— start of RECORDED INFORMATION —

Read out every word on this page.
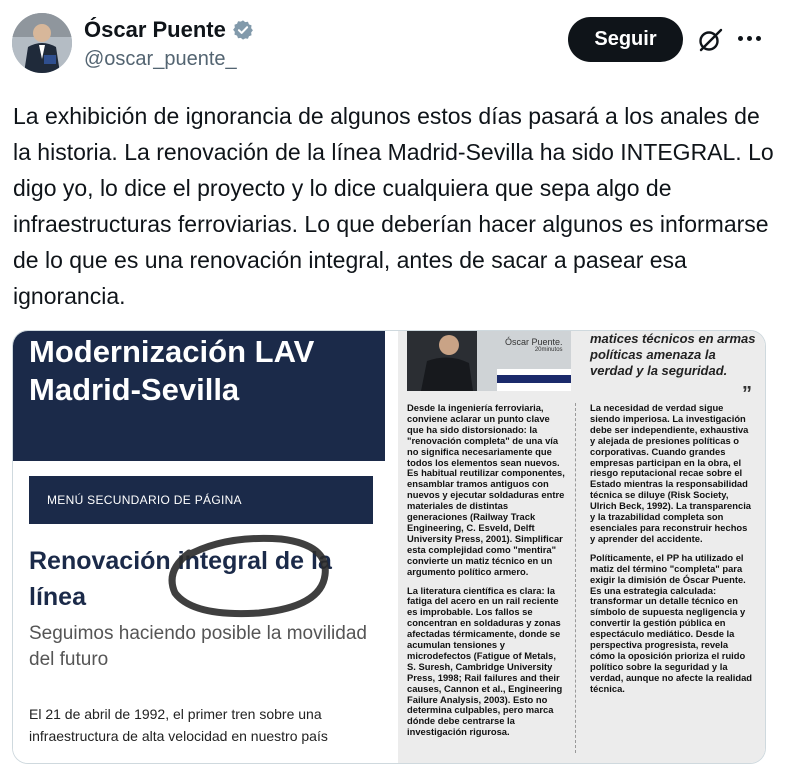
Óscar Puente
@oscar_puente_
Seguir

La exhibición de ignorancia de algunos estos días pasará a los anales de la historia. La renovación de la línea Madrid-Sevilla ha sido INTEGRAL. Lo digo yo, lo dice el proyecto y lo dice cualquiera que sepa algo de infraestructuras ferroviarias. Lo que deberían hacer algunos es informarse de lo que es una renovación integral, antes de sacar a pasear esa ignorancia.

Modernización LAV Madrid-Sevilla
MENÚ SECUNDARIO DE PÁGINA
Renovación integral de la línea

Seguimos haciendo posible la movilidad del futuro

El 21 de abril de 1992, el primer tren sobre una infraestructura de alta velocidad en nuestro país

Óscar Puente.
20minutos

matices técnicos en armas políticas amenaza la verdad y la seguridad.

”

Desde la ingeniería ferroviaria, conviene aclarar un punto clave que ha sido distorsionado: la "renovación completa" de una vía no significa necesariamente que todos los elementos sean nuevos. Es habitual reutilizar componentes, ensamblar tramos antiguos con nuevos y ejecutar soldaduras entre materiales de distintas generaciones (Railway Track Engineering, C. Esveld, Delft University Press, 2001). Simplificar esta complejidad como "mentira" convierte un matiz técnico en un argumento político armero.

La literatura científica es clara: la fatiga del acero en un rail reciente es improbable. Los fallos se concentran en soldaduras y zonas afectadas térmicamente, donde se acumulan tensiones y microdefectos (Fatigue of Metals, S. Suresh, Cambridge University Press, 1998; Rail failures and their causes, Cannon et al., Engineering Failure Analysis, 2003). Esto no determina culpables, pero marca dónde debe centrarse la investigación rigurosa.

La necesidad de verdad sigue siendo imperiosa. La investigación debe ser independiente, exhaustiva y alejada de presiones políticas o corporativas. Cuando grandes empresas participan en la obra, el riesgo reputacional recae sobre el Estado mientras la responsabilidad técnica se diluye (Risk Society, Ulrich Beck, 1992). La transparencia y la trazabilidad completa son esenciales para reconstruir hechos y aprender del accidente.

Políticamente, el PP ha utilizado el matiz del término "completa" para exigir la dimisión de Óscar Puente. Es una estrategia calculada: transformar un detalle técnico en símbolo de supuesta negligencia y convertir la gestión pública en espectáculo mediático. Desde la perspectiva progresista, revela cómo la oposición prioriza el ruido político sobre la seguridad y la verdad, aunque no afecte la realidad técnica.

— end of RECORDED INFORMATION —

[REQUIREMENTS]: Copy out each record shown above without alteration, skipping any picture.

[SOLUTION TO THIS TASK]:
Read out every word on this page.
Óscar Puente
@oscar_puente_
Seguir

La exhibición de ignorancia de algunos estos días pasará a los anales de la historia. La renovación de la línea Madrid-Sevilla ha sido INTEGRAL. Lo digo yo, lo dice el proyecto y lo dice cualquiera que sepa algo de infraestructuras ferroviarias. Lo que deberían hacer algunos es informarse de lo que es una renovación integral, antes de sacar a pasear esa ignorancia.

Modernización LAV Madrid-Sevilla
MENÚ SECUNDARIO DE PÁGINA
Renovación integral de la línea

Seguimos haciendo posible la movilidad del futuro

El 21 de abril de 1992, el primer tren sobre una infraestructura de alta velocidad en nuestro país

Óscar Puente.
20minutos

matices técnicos en armas políticas amenaza la verdad y la seguridad.

”

Desde la ingeniería ferroviaria, conviene aclarar un punto clave que ha sido distorsionado: la "renovación completa" de una vía no significa necesariamente que todos los elementos sean nuevos. Es habitual reutilizar componentes, ensamblar tramos antiguos con nuevos y ejecutar soldaduras entre materiales de distintas generaciones (Railway Track Engineering, C. Esveld, Delft University Press, 2001). Simplificar esta complejidad como "mentira" convierte un matiz técnico en un argumento político armero.

La literatura científica es clara: la fatiga del acero en un rail reciente es improbable. Los fallos se concentran en soldaduras y zonas afectadas térmicamente, donde se acumulan tensiones y microdefectos (Fatigue of Metals, S. Suresh, Cambridge University Press, 1998; Rail failures and their causes, Cannon et al., Engineering Failure Analysis, 2003). Esto no determina culpables, pero marca dónde debe centrarse la investigación rigurosa.

La necesidad de verdad sigue siendo imperiosa. La investigación debe ser independiente, exhaustiva y alejada de presiones políticas o corporativas. Cuando grandes empresas participan en la obra, el riesgo reputacional recae sobre el Estado mientras la responsabilidad técnica se diluye (Risk Society, Ulrich Beck, 1992). La transparencia y la trazabilidad completa son esenciales para reconstruir hechos y aprender del accidente.

Políticamente, el PP ha utilizado el matiz del término "completa" para exigir la dimisión de Óscar Puente. Es una estrategia calculada: transformar un detalle técnico en símbolo de supuesta negligencia y convertir la gestión pública en espectáculo mediático. Desde la perspectiva progresista, revela cómo la oposición prioriza el ruido político sobre la seguridad y la verdad, aunque no afecte la realidad técnica.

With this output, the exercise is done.